**Challenge**
Retype each record shown below, leaving every character as it is.

**Task inputs**
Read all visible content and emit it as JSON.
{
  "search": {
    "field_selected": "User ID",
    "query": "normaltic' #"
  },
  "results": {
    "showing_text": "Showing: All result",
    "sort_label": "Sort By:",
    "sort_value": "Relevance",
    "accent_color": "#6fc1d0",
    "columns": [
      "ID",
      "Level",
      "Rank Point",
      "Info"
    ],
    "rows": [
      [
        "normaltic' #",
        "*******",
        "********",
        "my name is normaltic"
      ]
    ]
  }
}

**Result**
Read all visible content and emit it as JSON.
{
  "search": {
    "field_selected": "User ID",
    "query": "normaltic' #"
  },
  "results": {
    "showing_text": "Showing: All result",
    "sort_label": "Sort By:",
    "sort_value": "Relevance",
    "accent_color": "#6fc1d0",
    "columns": [
      "ID",
      "Level",
      "Rank Point",
      "Info"
    ],
    "rows": [
      [
        "normaltic' #",
        "*******",
        "********",
        "my name is normaltic"
      ]
    ]
  }
}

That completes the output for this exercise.